Objective: Provide only the number of lines where "Salvador" occurs.
=== Material for this exercise ===
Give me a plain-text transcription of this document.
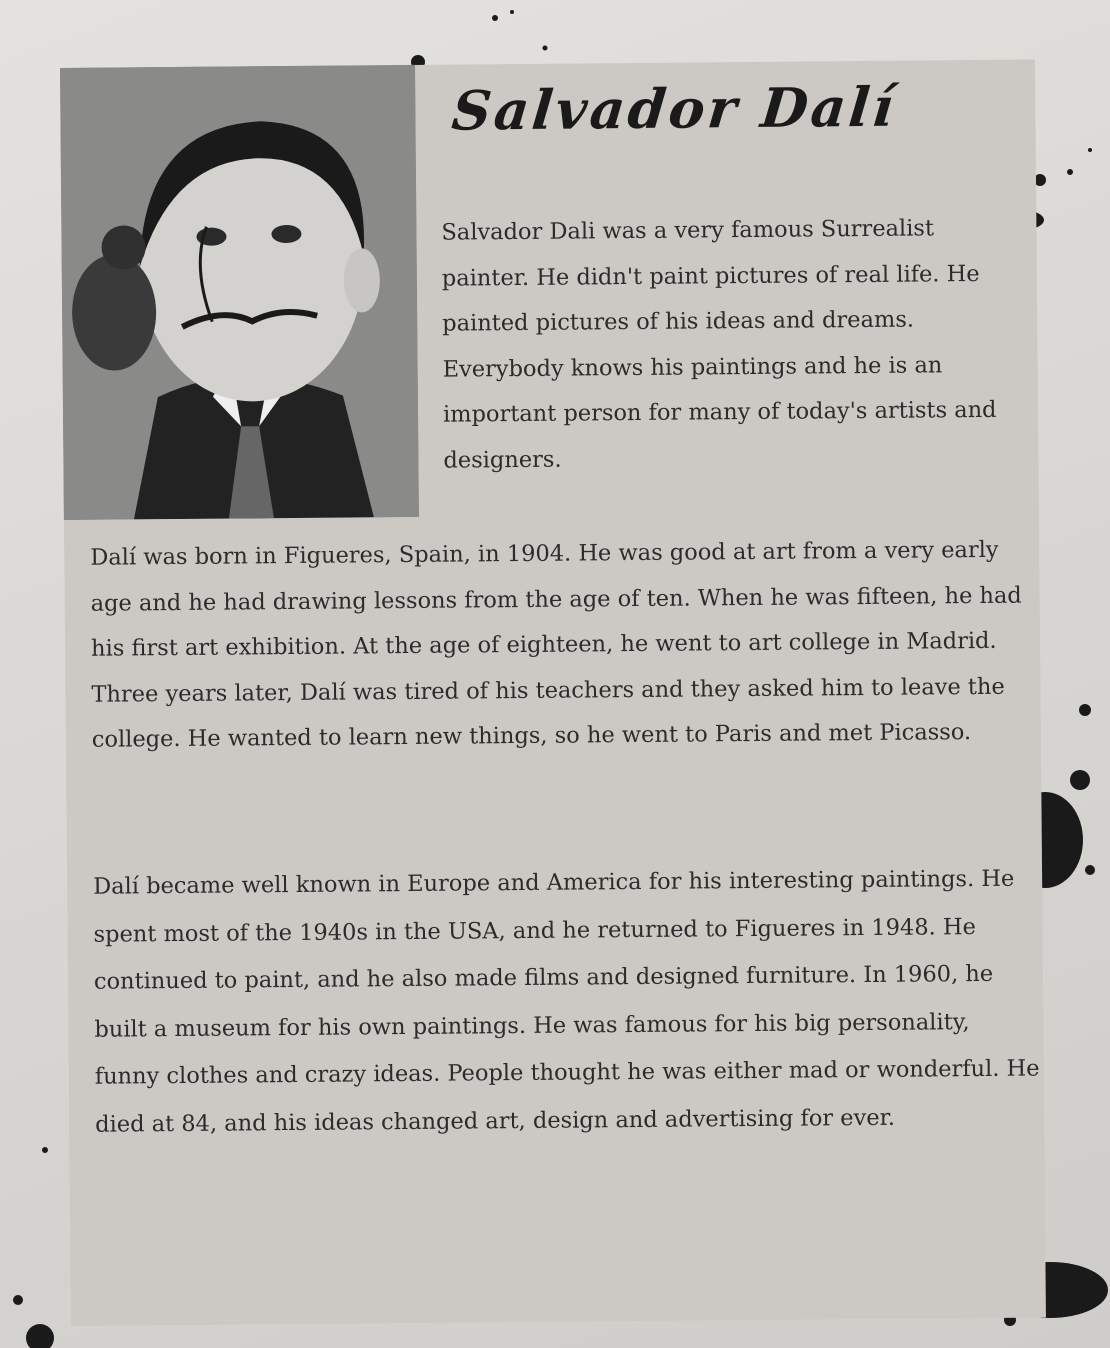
Salvador Dalí

Salvador Dali was a very famous Surrealist painter. He didn't paint pictures of real life. He painted pictures of his ideas and dreams. Everybody knows his paintings and he is an important person for many of today's artists and designers.

Dalí was born in Figueres, Spain, in 1904. He was good at art from a very early age and he had drawing lessons from the age of ten. When he was fifteen, he had his first art exhibition. At the age of eighteen, he went to art college in Madrid. Three years later, Dalí was tired of his teachers and they asked him to leave the college. He wanted to learn new things, so he went to Paris and met Picasso.

Dalí became well known in Europe and America for his interesting paintings. He spent most of the 1940s in the USA, and he returned to Figueres in 1948. He continued to paint, and he also made films and designed furniture. In 1960, he built a museum for his own paintings. He was famous for his big personality, funny clothes and crazy ideas. People thought he was either mad or wonderful. He died at 84, and his ideas changed art, design and advertising for ever.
===
Exercise result: 2